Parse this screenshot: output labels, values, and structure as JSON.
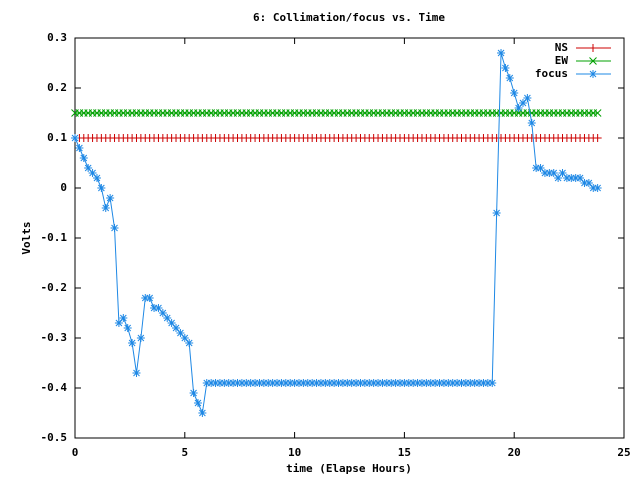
{
  "chart_data": {
    "type": "line",
    "title": "6: Collimation/focus vs. Time",
    "x_label": "time (Elapse Hours)",
    "y_label": "Volts",
    "x": [
      0,
      0.2,
      0.4,
      0.6,
      0.8,
      1,
      1.2,
      1.4,
      1.6,
      1.8,
      2,
      2.2,
      2.4,
      2.6,
      2.8,
      3,
      3.2,
      3.4,
      3.6,
      3.8,
      4,
      4.2,
      4.4,
      4.6,
      4.8,
      5,
      5.2,
      5.4,
      5.6,
      5.8,
      6,
      6.2,
      6.4,
      6.6,
      6.8,
      7,
      7.2,
      7.4,
      7.6,
      7.8,
      8,
      8.2,
      8.4,
      8.6,
      8.8,
      9,
      9.2,
      9.4,
      9.6,
      9.8,
      10,
      10.2,
      10.4,
      10.6,
      10.8,
      11,
      11.2,
      11.4,
      11.6,
      11.8,
      12,
      12.2,
      12.4,
      12.6,
      12.8,
      13,
      13.2,
      13.4,
      13.6,
      13.8,
      14,
      14.2,
      14.4,
      14.6,
      14.8,
      15,
      15.2,
      15.4,
      15.6,
      15.8,
      16,
      16.2,
      16.4,
      16.6,
      16.8,
      17,
      17.2,
      17.4,
      17.6,
      17.8,
      18,
      18.2,
      18.4,
      18.6,
      18.8,
      19,
      19.2,
      19.4,
      19.6,
      19.8,
      20,
      20.2,
      20.4,
      20.6,
      20.8,
      21,
      21.2,
      21.4,
      21.6,
      21.8,
      22,
      22.2,
      22.4,
      22.6,
      22.8,
      23,
      23.2,
      23.4,
      23.6,
      23.8
    ],
    "series": [
      {
        "name": "NS",
        "color": "#cc0000",
        "marker": "plus",
        "values": [
          0.1,
          0.1,
          0.1,
          0.1,
          0.1,
          0.1,
          0.1,
          0.1,
          0.1,
          0.1,
          0.1,
          0.1,
          0.1,
          0.1,
          0.1,
          0.1,
          0.1,
          0.1,
          0.1,
          0.1,
          0.1,
          0.1,
          0.1,
          0.1,
          0.1,
          0.1,
          0.1,
          0.1,
          0.1,
          0.1,
          0.1,
          0.1,
          0.1,
          0.1,
          0.1,
          0.1,
          0.1,
          0.1,
          0.1,
          0.1,
          0.1,
          0.1,
          0.1,
          0.1,
          0.1,
          0.1,
          0.1,
          0.1,
          0.1,
          0.1,
          0.1,
          0.1,
          0.1,
          0.1,
          0.1,
          0.1,
          0.1,
          0.1,
          0.1,
          0.1,
          0.1,
          0.1,
          0.1,
          0.1,
          0.1,
          0.1,
          0.1,
          0.1,
          0.1,
          0.1,
          0.1,
          0.1,
          0.1,
          0.1,
          0.1,
          0.1,
          0.1,
          0.1,
          0.1,
          0.1,
          0.1,
          0.1,
          0.1,
          0.1,
          0.1,
          0.1,
          0.1,
          0.1,
          0.1,
          0.1,
          0.1,
          0.1,
          0.1,
          0.1,
          0.1,
          0.1,
          0.1,
          0.1,
          0.1,
          0.1,
          0.1,
          0.1,
          0.1,
          0.1,
          0.1,
          0.1,
          0.1,
          0.1,
          0.1,
          0.1,
          0.1,
          0.1,
          0.1,
          0.1,
          0.1,
          0.1,
          0.1,
          0.1,
          0.1,
          0.1
        ]
      },
      {
        "name": "EW",
        "color": "#00a000",
        "marker": "cross",
        "values": [
          0.15,
          0.15,
          0.15,
          0.15,
          0.15,
          0.15,
          0.15,
          0.15,
          0.15,
          0.15,
          0.15,
          0.15,
          0.15,
          0.15,
          0.15,
          0.15,
          0.15,
          0.15,
          0.15,
          0.15,
          0.15,
          0.15,
          0.15,
          0.15,
          0.15,
          0.15,
          0.15,
          0.15,
          0.15,
          0.15,
          0.15,
          0.15,
          0.15,
          0.15,
          0.15,
          0.15,
          0.15,
          0.15,
          0.15,
          0.15,
          0.15,
          0.15,
          0.15,
          0.15,
          0.15,
          0.15,
          0.15,
          0.15,
          0.15,
          0.15,
          0.15,
          0.15,
          0.15,
          0.15,
          0.15,
          0.15,
          0.15,
          0.15,
          0.15,
          0.15,
          0.15,
          0.15,
          0.15,
          0.15,
          0.15,
          0.15,
          0.15,
          0.15,
          0.15,
          0.15,
          0.15,
          0.15,
          0.15,
          0.15,
          0.15,
          0.15,
          0.15,
          0.15,
          0.15,
          0.15,
          0.15,
          0.15,
          0.15,
          0.15,
          0.15,
          0.15,
          0.15,
          0.15,
          0.15,
          0.15,
          0.15,
          0.15,
          0.15,
          0.15,
          0.15,
          0.15,
          0.15,
          0.15,
          0.15,
          0.15,
          0.15,
          0.15,
          0.15,
          0.15,
          0.15,
          0.15,
          0.15,
          0.15,
          0.15,
          0.15,
          0.15,
          0.15,
          0.15,
          0.15,
          0.15,
          0.15,
          0.15,
          0.15,
          0.15,
          0.15
        ]
      },
      {
        "name": "focus",
        "color": "#1e88e5",
        "marker": "star",
        "values": [
          0.1,
          0.08,
          0.06,
          0.04,
          0.03,
          0.02,
          0.0,
          -0.04,
          -0.02,
          -0.08,
          -0.27,
          -0.26,
          -0.28,
          -0.31,
          -0.37,
          -0.3,
          -0.22,
          -0.22,
          -0.24,
          -0.24,
          -0.25,
          -0.26,
          -0.27,
          -0.28,
          -0.29,
          -0.3,
          -0.31,
          -0.41,
          -0.43,
          -0.45,
          -0.39,
          -0.39,
          -0.39,
          -0.39,
          -0.39,
          -0.39,
          -0.39,
          -0.39,
          -0.39,
          -0.39,
          -0.39,
          -0.39,
          -0.39,
          -0.39,
          -0.39,
          -0.39,
          -0.39,
          -0.39,
          -0.39,
          -0.39,
          -0.39,
          -0.39,
          -0.39,
          -0.39,
          -0.39,
          -0.39,
          -0.39,
          -0.39,
          -0.39,
          -0.39,
          -0.39,
          -0.39,
          -0.39,
          -0.39,
          -0.39,
          -0.39,
          -0.39,
          -0.39,
          -0.39,
          -0.39,
          -0.39,
          -0.39,
          -0.39,
          -0.39,
          -0.39,
          -0.39,
          -0.39,
          -0.39,
          -0.39,
          -0.39,
          -0.39,
          -0.39,
          -0.39,
          -0.39,
          -0.39,
          -0.39,
          -0.39,
          -0.39,
          -0.39,
          -0.39,
          -0.39,
          -0.39,
          -0.39,
          -0.39,
          -0.39,
          -0.39,
          -0.05,
          0.27,
          0.24,
          0.22,
          0.19,
          0.16,
          0.17,
          0.18,
          0.13,
          0.04,
          0.04,
          0.03,
          0.03,
          0.03,
          0.02,
          0.03,
          0.02,
          0.02,
          0.02,
          0.02,
          0.01,
          0.01,
          0.0,
          0.0
        ]
      }
    ],
    "xlim": [
      0,
      25
    ],
    "xticks": [
      0,
      5,
      10,
      15,
      20,
      25
    ],
    "ylim": [
      -0.5,
      0.3
    ],
    "yticks": [
      -0.5,
      -0.4,
      -0.3,
      -0.2,
      -0.1,
      0,
      0.1,
      0.2,
      0.3
    ],
    "legend": "top-right"
  }
}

────────────────────

Given task: All lines above with "marker" in them should be returned.

Complete output:
        "marker": "plus",
        "marker": "cross",
        "marker": "star",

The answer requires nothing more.